Figure record listings:
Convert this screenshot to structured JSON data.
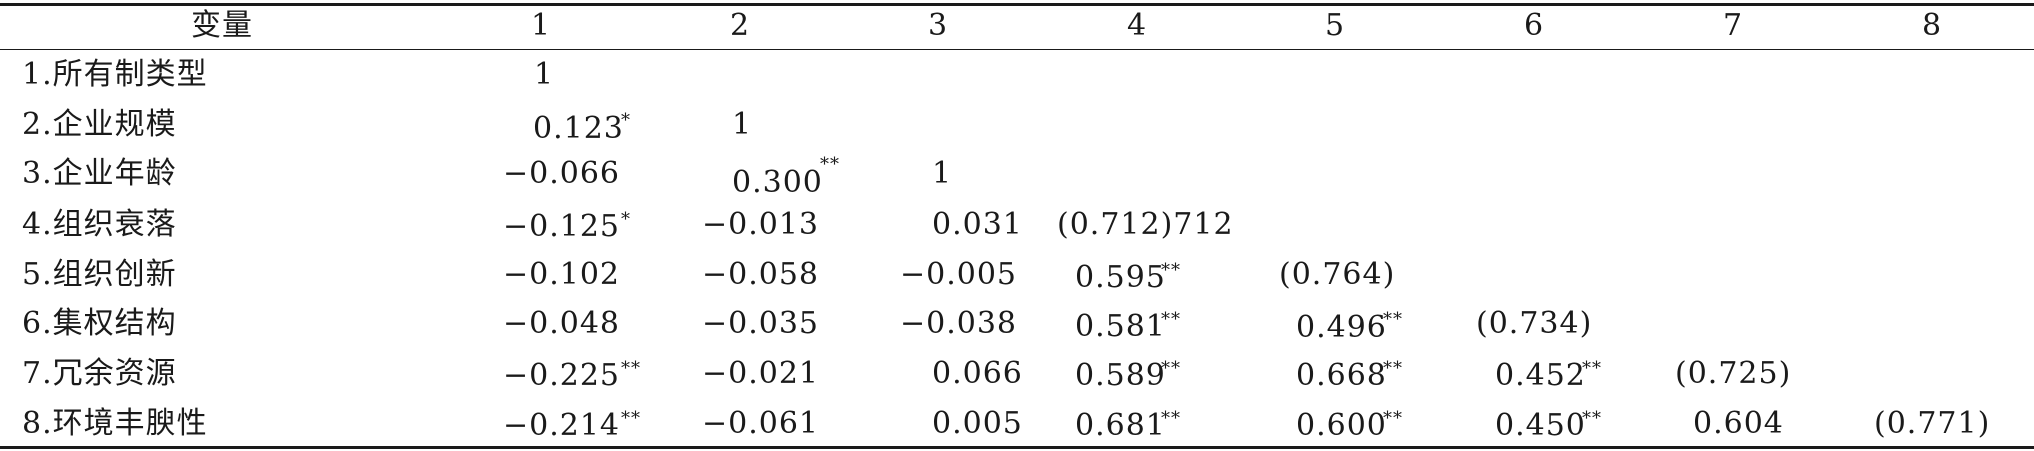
{
  "table": {
    "header": [
      "变量",
      "1",
      "2",
      "3",
      "4",
      "5",
      "6",
      "7",
      "8"
    ],
    "rows": [
      {
        "label": "1.所有制类型",
        "cells": [
          {
            "v": "1",
            "s": ""
          }
        ]
      },
      {
        "label": "2.企业规模",
        "cells": [
          {
            "v": "0.123",
            "s": "*"
          },
          {
            "v": "1",
            "s": ""
          }
        ]
      },
      {
        "label": "3.企业年龄",
        "cells": [
          {
            "v": "−0.066",
            "s": ""
          },
          {
            "v": "0.300",
            "s": "**"
          },
          {
            "v": "1",
            "s": ""
          }
        ]
      },
      {
        "label": "4.组织衰落",
        "cells": [
          {
            "v": "−0.125",
            "s": "*"
          },
          {
            "v": "−0.013",
            "s": ""
          },
          {
            "v": "0.031",
            "s": ""
          },
          {
            "v": "(0.712)712",
            "s": ""
          }
        ]
      },
      {
        "label": "5.组织创新",
        "cells": [
          {
            "v": "−0.102",
            "s": ""
          },
          {
            "v": "−0.058",
            "s": ""
          },
          {
            "v": "−0.005",
            "s": ""
          },
          {
            "v": "0.595",
            "s": "**"
          },
          {
            "v": "(0.764)",
            "s": ""
          }
        ]
      },
      {
        "label": "6.集权结构",
        "cells": [
          {
            "v": "−0.048",
            "s": ""
          },
          {
            "v": "−0.035",
            "s": ""
          },
          {
            "v": "−0.038",
            "s": ""
          },
          {
            "v": "0.581",
            "s": "**"
          },
          {
            "v": "0.496",
            "s": "**"
          },
          {
            "v": "(0.734)",
            "s": ""
          }
        ]
      },
      {
        "label": "7.冗余资源",
        "cells": [
          {
            "v": "−0.225",
            "s": "**"
          },
          {
            "v": "−0.021",
            "s": ""
          },
          {
            "v": "0.066",
            "s": ""
          },
          {
            "v": "0.589",
            "s": "**"
          },
          {
            "v": "0.668",
            "s": "**"
          },
          {
            "v": "0.452",
            "s": "**"
          },
          {
            "v": "(0.725)",
            "s": ""
          }
        ]
      },
      {
        "label": "8.环境丰腴性",
        "cells": [
          {
            "v": "−0.214",
            "s": "**"
          },
          {
            "v": "−0.061",
            "s": ""
          },
          {
            "v": "0.005",
            "s": ""
          },
          {
            "v": "0.681",
            "s": "**"
          },
          {
            "v": "0.600",
            "s": "**"
          },
          {
            "v": "0.450",
            "s": "**"
          },
          {
            "v": "0.604",
            "s": ""
          },
          {
            "v": "(0.771)",
            "s": ""
          }
        ]
      }
    ]
  }
}
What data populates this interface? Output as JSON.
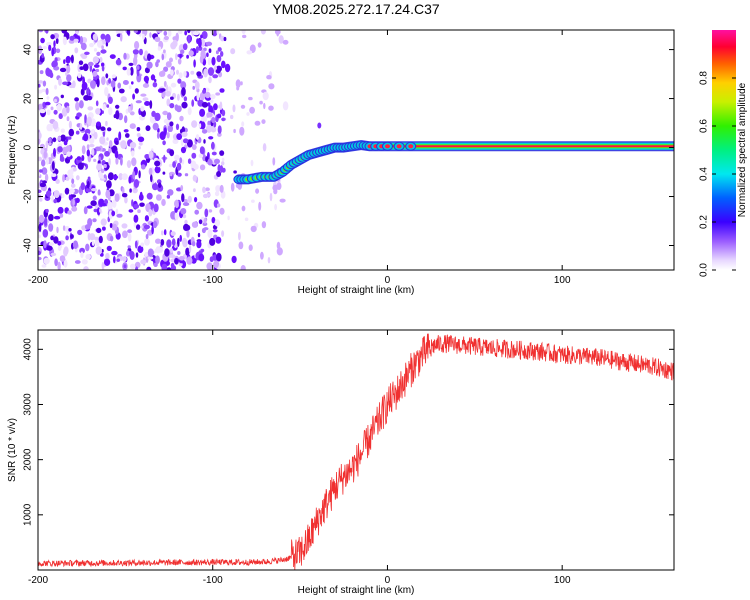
{
  "title": "YM08.2025.272.17.24.C37",
  "chart_data": [
    {
      "type": "heatmap",
      "xlabel": "Height of straight line (km)",
      "ylabel": "Frequency (Hz)",
      "xlim": [
        -200,
        164
      ],
      "ylim": [
        -50,
        48
      ],
      "xticks": [
        -200,
        -100,
        0,
        100
      ],
      "yticks": [
        -40,
        -20,
        0,
        20,
        40
      ],
      "colorbar": {
        "label": "Normalized spectral amplitude",
        "range": [
          0,
          1
        ],
        "ticks": [
          0.0,
          0.2,
          0.4,
          0.6,
          0.8
        ]
      },
      "noise_region_x": [
        -200,
        -58
      ],
      "ridge": {
        "x": [
          -85,
          -80,
          -72,
          -65,
          -60,
          -55,
          -50,
          -45,
          -40,
          -35,
          -30,
          -25,
          -20,
          -15,
          -10,
          0,
          20,
          50,
          100,
          164
        ],
        "y": [
          -13,
          -13,
          -12,
          -12,
          -10,
          -7,
          -5,
          -3,
          -2,
          -1,
          0,
          0,
          0.5,
          1,
          0.5,
          0.5,
          0.5,
          0.5,
          0.5,
          0.5
        ]
      },
      "grid": false
    },
    {
      "type": "line",
      "xlabel": "Height of straight line (km)",
      "ylabel": "SNR (10 * v/v)",
      "xlim": [
        -200,
        164
      ],
      "ylim": [
        0,
        4350
      ],
      "xticks": [
        -200,
        -100,
        0,
        100
      ],
      "yticks": [
        1000,
        2000,
        3000,
        4000
      ],
      "color": "#f03030",
      "series": [
        {
          "x": [
            -200,
            -150,
            -100,
            -80,
            -70,
            -60,
            -55,
            -50,
            -45,
            -40,
            -35,
            -30,
            -25,
            -20,
            -15,
            -10,
            -5,
            0,
            5,
            10,
            15,
            20,
            25,
            30,
            35,
            40,
            50,
            60,
            70,
            80,
            90,
            100,
            110,
            120,
            130,
            140,
            150,
            164
          ],
          "values": [
            120,
            130,
            140,
            140,
            150,
            180,
            230,
            300,
            550,
            900,
            1200,
            1500,
            1700,
            1850,
            2100,
            2400,
            2700,
            3000,
            3200,
            3450,
            3700,
            3900,
            4050,
            4100,
            4100,
            4080,
            4050,
            4020,
            4000,
            3980,
            3950,
            3900,
            3880,
            3850,
            3800,
            3750,
            3700,
            3600
          ]
        }
      ],
      "grid": false
    }
  ]
}
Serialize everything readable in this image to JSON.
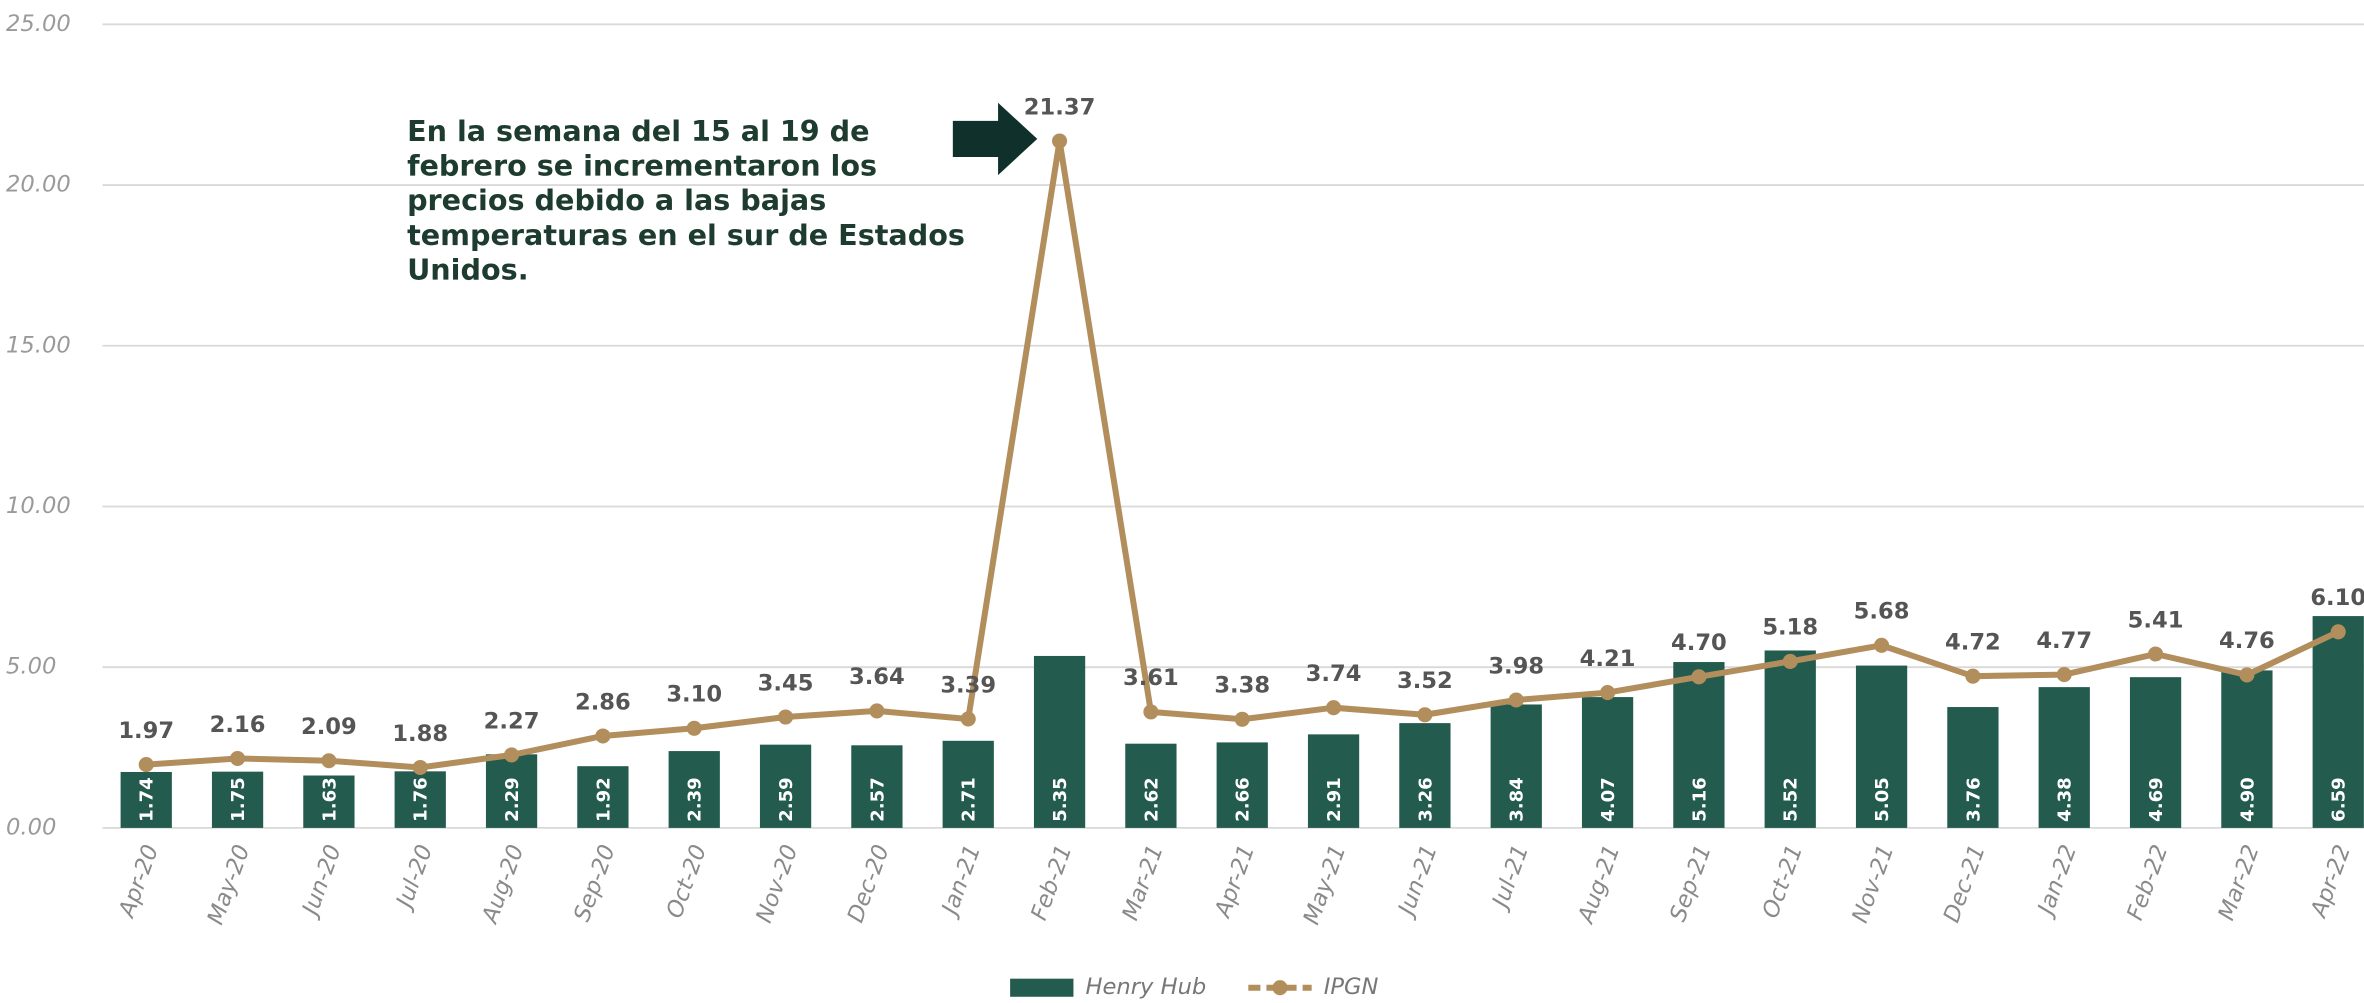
{
  "chart_data": {
    "type": "bar_line",
    "categories": [
      "Apr-20",
      "May-20",
      "Jun-20",
      "Jul-20",
      "Aug-20",
      "Sep-20",
      "Oct-20",
      "Nov-20",
      "Dec-20",
      "Jan-21",
      "Feb-21",
      "Mar-21",
      "Apr-21",
      "May-21",
      "Jun-21",
      "Jul-21",
      "Aug-21",
      "Sep-21",
      "Oct-21",
      "Nov-21",
      "Dec-21",
      "Jan-22",
      "Feb-22",
      "Mar-22",
      "Apr-22"
    ],
    "series": [
      {
        "name": "Henry Hub",
        "type": "bar",
        "color": "#235b4e",
        "values": [
          1.74,
          1.75,
          1.63,
          1.76,
          2.29,
          1.92,
          2.39,
          2.59,
          2.57,
          2.71,
          5.35,
          2.62,
          2.66,
          2.91,
          3.26,
          3.84,
          4.07,
          5.16,
          5.52,
          5.05,
          3.76,
          4.38,
          4.69,
          4.9,
          6.59
        ],
        "value_labels": [
          "1.74",
          "1.75",
          "1.63",
          "1.76",
          "2.29",
          "1.92",
          "2.39",
          "2.59",
          "2.57",
          "2.71",
          "5.35",
          "2.62",
          "2.66",
          "2.91",
          "3.26",
          "3.84",
          "4.07",
          "5.16",
          "5.52",
          "5.05",
          "3.76",
          "4.38",
          "4.69",
          "4.90",
          "6.59"
        ]
      },
      {
        "name": "IPGN",
        "type": "line",
        "color": "#b38e5d",
        "values": [
          1.97,
          2.16,
          2.09,
          1.88,
          2.27,
          2.86,
          3.1,
          3.45,
          3.64,
          3.39,
          21.37,
          3.61,
          3.38,
          3.74,
          3.52,
          3.98,
          4.21,
          4.7,
          5.18,
          5.68,
          4.72,
          4.77,
          5.41,
          4.76,
          6.1
        ],
        "value_labels": [
          "1.97",
          "2.16",
          "2.09",
          "1.88",
          "2.27",
          "2.86",
          "3.10",
          "3.45",
          "3.64",
          "3.39",
          "21.37",
          "3.61",
          "3.38",
          "3.74",
          "3.52",
          "3.98",
          "4.21",
          "4.70",
          "5.18",
          "5.68",
          "4.72",
          "4.77",
          "5.41",
          "4.76",
          "6.10"
        ]
      }
    ],
    "ylim": [
      0,
      25
    ],
    "yticks": [
      {
        "value": 0,
        "label": "0.00"
      },
      {
        "value": 5,
        "label": "5.00"
      },
      {
        "value": 10,
        "label": "10.00"
      },
      {
        "value": 15,
        "label": "15.00"
      },
      {
        "value": 20,
        "label": "20.00"
      },
      {
        "value": 25,
        "label": "25.00"
      }
    ],
    "grid": true,
    "legend": "bottom",
    "annotation": [
      "En la semana del 15 al 19 de",
      "febrero se incrementaron los",
      "precios debido a las bajas",
      "temperaturas en el sur de Estados",
      "Unidos."
    ]
  }
}
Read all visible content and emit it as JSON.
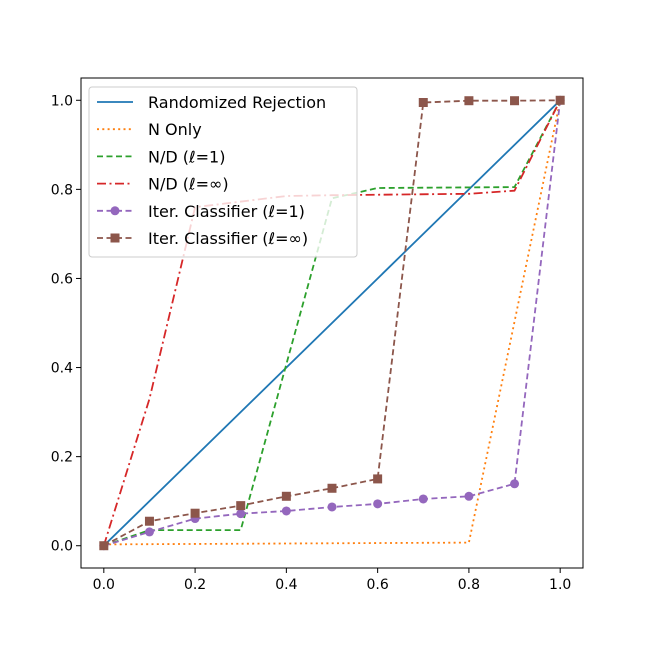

### Task objective:
Return each line of the data that contains the string "ylabel".

### The solution:
      "ylabel": "Frequency (Hz)",
      "ylabel": "SNR (10 * v/v)",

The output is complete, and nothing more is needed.